====== Information provided

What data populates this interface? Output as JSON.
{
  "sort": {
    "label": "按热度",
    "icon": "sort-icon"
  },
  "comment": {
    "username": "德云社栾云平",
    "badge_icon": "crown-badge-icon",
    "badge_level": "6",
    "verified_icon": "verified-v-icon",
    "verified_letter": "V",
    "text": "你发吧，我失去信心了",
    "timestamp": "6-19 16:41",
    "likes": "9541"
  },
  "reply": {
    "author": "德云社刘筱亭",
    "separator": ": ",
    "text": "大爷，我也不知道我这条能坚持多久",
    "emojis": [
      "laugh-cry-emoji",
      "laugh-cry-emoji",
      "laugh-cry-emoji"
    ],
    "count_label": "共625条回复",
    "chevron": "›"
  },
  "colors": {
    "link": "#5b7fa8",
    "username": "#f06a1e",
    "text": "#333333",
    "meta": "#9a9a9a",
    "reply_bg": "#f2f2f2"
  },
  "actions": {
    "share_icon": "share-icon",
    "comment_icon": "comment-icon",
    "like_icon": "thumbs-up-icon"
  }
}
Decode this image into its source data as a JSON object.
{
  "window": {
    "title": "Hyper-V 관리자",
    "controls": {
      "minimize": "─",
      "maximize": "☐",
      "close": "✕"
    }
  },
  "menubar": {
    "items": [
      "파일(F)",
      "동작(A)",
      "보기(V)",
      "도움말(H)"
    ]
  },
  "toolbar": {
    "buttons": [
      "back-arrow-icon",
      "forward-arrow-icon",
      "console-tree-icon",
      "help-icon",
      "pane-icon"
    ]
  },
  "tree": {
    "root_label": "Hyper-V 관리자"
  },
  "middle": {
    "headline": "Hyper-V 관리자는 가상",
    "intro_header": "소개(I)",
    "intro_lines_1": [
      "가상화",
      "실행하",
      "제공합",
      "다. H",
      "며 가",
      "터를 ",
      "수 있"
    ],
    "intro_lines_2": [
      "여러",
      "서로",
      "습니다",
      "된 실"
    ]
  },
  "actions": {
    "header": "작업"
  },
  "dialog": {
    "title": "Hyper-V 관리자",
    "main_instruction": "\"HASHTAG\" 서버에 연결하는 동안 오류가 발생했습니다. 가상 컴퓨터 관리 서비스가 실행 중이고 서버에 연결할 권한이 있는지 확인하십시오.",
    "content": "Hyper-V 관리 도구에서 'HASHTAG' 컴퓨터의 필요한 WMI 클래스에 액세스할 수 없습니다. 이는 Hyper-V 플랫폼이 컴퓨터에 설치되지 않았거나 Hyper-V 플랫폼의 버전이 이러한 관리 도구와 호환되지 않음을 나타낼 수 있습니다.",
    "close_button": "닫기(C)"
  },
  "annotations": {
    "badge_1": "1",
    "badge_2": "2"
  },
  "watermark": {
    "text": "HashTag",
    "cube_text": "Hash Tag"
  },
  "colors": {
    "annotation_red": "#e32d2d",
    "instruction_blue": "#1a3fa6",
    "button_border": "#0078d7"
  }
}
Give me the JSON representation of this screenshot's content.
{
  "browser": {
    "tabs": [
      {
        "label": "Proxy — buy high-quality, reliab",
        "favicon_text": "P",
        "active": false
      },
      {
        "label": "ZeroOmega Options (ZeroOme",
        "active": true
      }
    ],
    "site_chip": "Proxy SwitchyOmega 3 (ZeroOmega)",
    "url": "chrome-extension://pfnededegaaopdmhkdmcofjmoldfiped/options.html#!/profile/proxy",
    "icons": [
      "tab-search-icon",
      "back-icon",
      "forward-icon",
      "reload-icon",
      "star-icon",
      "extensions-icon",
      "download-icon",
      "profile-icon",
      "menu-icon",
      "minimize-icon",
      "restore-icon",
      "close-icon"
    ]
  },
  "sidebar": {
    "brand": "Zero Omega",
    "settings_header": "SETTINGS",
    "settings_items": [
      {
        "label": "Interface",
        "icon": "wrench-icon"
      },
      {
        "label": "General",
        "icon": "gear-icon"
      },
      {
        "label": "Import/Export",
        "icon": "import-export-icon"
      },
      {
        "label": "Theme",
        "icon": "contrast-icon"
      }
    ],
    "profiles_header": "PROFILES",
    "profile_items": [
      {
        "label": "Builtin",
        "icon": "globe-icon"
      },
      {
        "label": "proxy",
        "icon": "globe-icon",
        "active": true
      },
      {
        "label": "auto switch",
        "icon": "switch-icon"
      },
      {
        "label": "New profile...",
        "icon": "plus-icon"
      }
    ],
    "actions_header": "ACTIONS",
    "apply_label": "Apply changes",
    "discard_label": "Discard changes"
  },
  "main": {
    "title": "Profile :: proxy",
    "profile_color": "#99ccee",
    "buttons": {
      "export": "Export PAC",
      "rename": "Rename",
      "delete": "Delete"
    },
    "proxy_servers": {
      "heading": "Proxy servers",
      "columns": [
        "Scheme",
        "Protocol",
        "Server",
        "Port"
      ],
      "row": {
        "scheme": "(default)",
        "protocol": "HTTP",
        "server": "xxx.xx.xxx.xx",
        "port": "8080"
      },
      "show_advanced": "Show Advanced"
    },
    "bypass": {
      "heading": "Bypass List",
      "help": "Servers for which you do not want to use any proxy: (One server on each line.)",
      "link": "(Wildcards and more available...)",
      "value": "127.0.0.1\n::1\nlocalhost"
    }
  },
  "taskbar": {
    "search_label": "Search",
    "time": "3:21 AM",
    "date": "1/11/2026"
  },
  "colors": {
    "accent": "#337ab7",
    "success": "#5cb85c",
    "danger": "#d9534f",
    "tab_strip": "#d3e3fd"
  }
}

============

List all lines above in which the string "this" appears.

What data populates this interface? Output as JSON.
Decode this image into its source data as a JSON object.
Give me the JSON representation of this screenshot's content.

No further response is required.